:: DO THIS ::
Wherever a line holds the string "andel", copy that line.
** Start ENTRIES SHOWN **
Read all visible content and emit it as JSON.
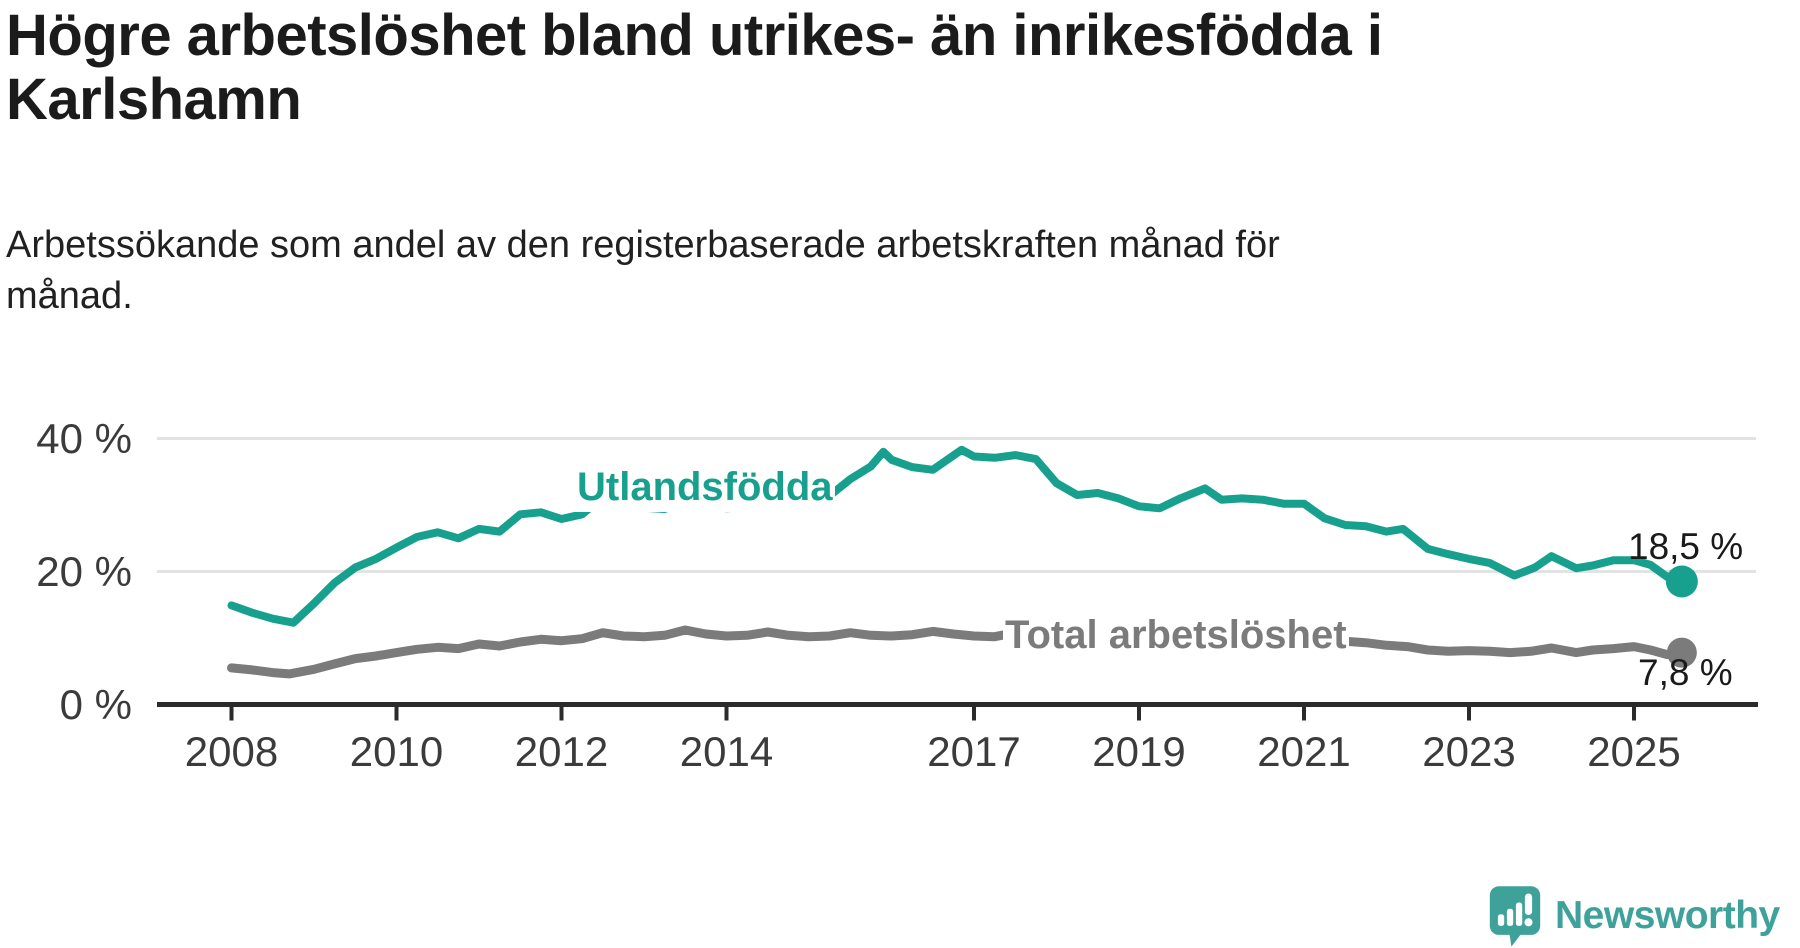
{
  "title": {
    "lines": [
      "Högre arbetslöshet bland utrikes- än inrikesfödda i",
      "Karlshamn"
    ],
    "full": "Högre arbetslöshet bland utrikes- än inrikesfödda i Karlshamn"
  },
  "subtitle": {
    "lines": [
      "Arbetssökande som andel av den registerbaserade arbetskraften månad för",
      "månad."
    ],
    "full": "Arbetssökande som andel av den registerbaserade arbetskraften månad för månad."
  },
  "branding": {
    "logo_text": "Newsworthy",
    "logo_color": "#3fa29a"
  },
  "chart_data": {
    "type": "line",
    "title": "Högre arbetslöshet bland utrikes- än inrikesfödda i Karlshamn",
    "subtitle": "Arbetssökande som andel av den registerbaserade arbetskraften månad för månad.",
    "x_unit": "decimal_year",
    "xlim": [
      2007.1,
      2026.4
    ],
    "ylim": [
      0,
      42
    ],
    "grid": "horizontal",
    "legend_position": "inline-labels",
    "style": {
      "grid_color": "#e3e3e3",
      "axis_color": "#2b2b2b",
      "tick_label_color": "#3b3b3b"
    },
    "x_axis": {
      "ticks": [
        2008,
        2010,
        2012,
        2014,
        2017,
        2019,
        2021,
        2023,
        2025
      ]
    },
    "y_axis": {
      "ticks": [
        {
          "value": 0,
          "label": "0 %"
        },
        {
          "value": 20,
          "label": "20 %"
        },
        {
          "value": 40,
          "label": "40 %"
        }
      ]
    },
    "series": [
      {
        "name": "Utlandsfödda",
        "color": "#18a08e",
        "end_label": "18,5 %",
        "end_value": 18.5,
        "points": [
          [
            2008.0,
            14.9
          ],
          [
            2008.25,
            13.8
          ],
          [
            2008.5,
            12.9
          ],
          [
            2008.75,
            12.3
          ],
          [
            2009.0,
            15.2
          ],
          [
            2009.25,
            18.3
          ],
          [
            2009.5,
            20.6
          ],
          [
            2009.75,
            21.9
          ],
          [
            2010.0,
            23.6
          ],
          [
            2010.25,
            25.2
          ],
          [
            2010.5,
            25.9
          ],
          [
            2010.75,
            25.0
          ],
          [
            2011.0,
            26.4
          ],
          [
            2011.25,
            26.0
          ],
          [
            2011.5,
            28.6
          ],
          [
            2011.75,
            28.9
          ],
          [
            2012.0,
            27.9
          ],
          [
            2012.25,
            28.6
          ],
          [
            2012.5,
            31.2
          ],
          [
            2012.75,
            30.3
          ],
          [
            2013.0,
            29.6
          ],
          [
            2013.25,
            29.4
          ],
          [
            2013.5,
            30.9
          ],
          [
            2013.75,
            29.9
          ],
          [
            2014.0,
            29.5
          ],
          [
            2014.25,
            29.7
          ],
          [
            2014.5,
            31.1
          ],
          [
            2014.75,
            30.6
          ],
          [
            2015.0,
            30.7
          ],
          [
            2015.25,
            31.4
          ],
          [
            2015.5,
            33.9
          ],
          [
            2015.75,
            35.8
          ],
          [
            2015.9,
            38.0
          ],
          [
            2016.0,
            36.8
          ],
          [
            2016.25,
            35.7
          ],
          [
            2016.5,
            35.3
          ],
          [
            2016.85,
            38.3
          ],
          [
            2017.0,
            37.3
          ],
          [
            2017.25,
            37.1
          ],
          [
            2017.5,
            37.5
          ],
          [
            2017.75,
            36.9
          ],
          [
            2018.0,
            33.3
          ],
          [
            2018.25,
            31.5
          ],
          [
            2018.5,
            31.8
          ],
          [
            2018.75,
            31.0
          ],
          [
            2019.0,
            29.8
          ],
          [
            2019.25,
            29.5
          ],
          [
            2019.5,
            31.0
          ],
          [
            2019.8,
            32.5
          ],
          [
            2020.0,
            30.8
          ],
          [
            2020.25,
            31.0
          ],
          [
            2020.5,
            30.8
          ],
          [
            2020.75,
            30.2
          ],
          [
            2021.0,
            30.2
          ],
          [
            2021.25,
            28.0
          ],
          [
            2021.5,
            27.0
          ],
          [
            2021.75,
            26.8
          ],
          [
            2022.0,
            26.0
          ],
          [
            2022.2,
            26.4
          ],
          [
            2022.5,
            23.4
          ],
          [
            2022.75,
            22.6
          ],
          [
            2023.0,
            21.9
          ],
          [
            2023.25,
            21.3
          ],
          [
            2023.55,
            19.4
          ],
          [
            2023.8,
            20.6
          ],
          [
            2024.0,
            22.3
          ],
          [
            2024.3,
            20.5
          ],
          [
            2024.5,
            20.9
          ],
          [
            2024.75,
            21.7
          ],
          [
            2025.0,
            21.7
          ],
          [
            2025.2,
            21.0
          ],
          [
            2025.4,
            19.2
          ],
          [
            2025.58,
            18.5
          ]
        ]
      },
      {
        "name": "Total arbetslöshet",
        "color": "#7b7b7b",
        "end_label": "7,8 %",
        "end_value": 7.8,
        "points": [
          [
            2008.0,
            5.5
          ],
          [
            2008.25,
            5.2
          ],
          [
            2008.5,
            4.8
          ],
          [
            2008.7,
            4.6
          ],
          [
            2009.0,
            5.3
          ],
          [
            2009.25,
            6.1
          ],
          [
            2009.5,
            6.9
          ],
          [
            2009.75,
            7.3
          ],
          [
            2010.0,
            7.8
          ],
          [
            2010.25,
            8.3
          ],
          [
            2010.5,
            8.6
          ],
          [
            2010.75,
            8.4
          ],
          [
            2011.0,
            9.1
          ],
          [
            2011.25,
            8.8
          ],
          [
            2011.5,
            9.4
          ],
          [
            2011.75,
            9.8
          ],
          [
            2012.0,
            9.6
          ],
          [
            2012.25,
            9.9
          ],
          [
            2012.5,
            10.8
          ],
          [
            2012.75,
            10.3
          ],
          [
            2013.0,
            10.2
          ],
          [
            2013.25,
            10.4
          ],
          [
            2013.5,
            11.2
          ],
          [
            2013.75,
            10.6
          ],
          [
            2014.0,
            10.3
          ],
          [
            2014.25,
            10.4
          ],
          [
            2014.5,
            10.9
          ],
          [
            2014.75,
            10.4
          ],
          [
            2015.0,
            10.2
          ],
          [
            2015.25,
            10.3
          ],
          [
            2015.5,
            10.8
          ],
          [
            2015.75,
            10.4
          ],
          [
            2016.0,
            10.3
          ],
          [
            2016.25,
            10.5
          ],
          [
            2016.5,
            11.0
          ],
          [
            2016.75,
            10.6
          ],
          [
            2017.0,
            10.3
          ],
          [
            2017.25,
            10.2
          ],
          [
            2017.5,
            10.8
          ],
          [
            2017.75,
            10.4
          ],
          [
            2018.0,
            10.0
          ],
          [
            2018.25,
            9.6
          ],
          [
            2018.5,
            10.2
          ],
          [
            2018.75,
            9.8
          ],
          [
            2019.0,
            9.5
          ],
          [
            2019.25,
            9.4
          ],
          [
            2019.5,
            10.0
          ],
          [
            2019.75,
            10.5
          ],
          [
            2020.0,
            10.0
          ],
          [
            2020.25,
            10.3
          ],
          [
            2020.5,
            10.8
          ],
          [
            2020.75,
            10.4
          ],
          [
            2021.0,
            10.2
          ],
          [
            2021.25,
            9.7
          ],
          [
            2021.5,
            9.5
          ],
          [
            2021.75,
            9.3
          ],
          [
            2022.0,
            8.9
          ],
          [
            2022.25,
            8.7
          ],
          [
            2022.5,
            8.2
          ],
          [
            2022.75,
            8.0
          ],
          [
            2023.0,
            8.1
          ],
          [
            2023.25,
            8.0
          ],
          [
            2023.5,
            7.8
          ],
          [
            2023.75,
            8.0
          ],
          [
            2024.0,
            8.5
          ],
          [
            2024.3,
            7.8
          ],
          [
            2024.5,
            8.2
          ],
          [
            2024.75,
            8.4
          ],
          [
            2025.0,
            8.7
          ],
          [
            2025.2,
            8.2
          ],
          [
            2025.4,
            7.5
          ],
          [
            2025.58,
            7.8
          ]
        ]
      }
    ]
  }
}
** End ENTRIES SHOWN **
:: TASK RESULT ::
      "Arbetssökande som andel av den registerbaserade arbetskraften månad för",
    "full": "Arbetssökande som andel av den registerbaserade arbetskraften månad för månad."
    "subtitle": "Arbetssökande som andel av den registerbaserade arbetskraften månad för månad.",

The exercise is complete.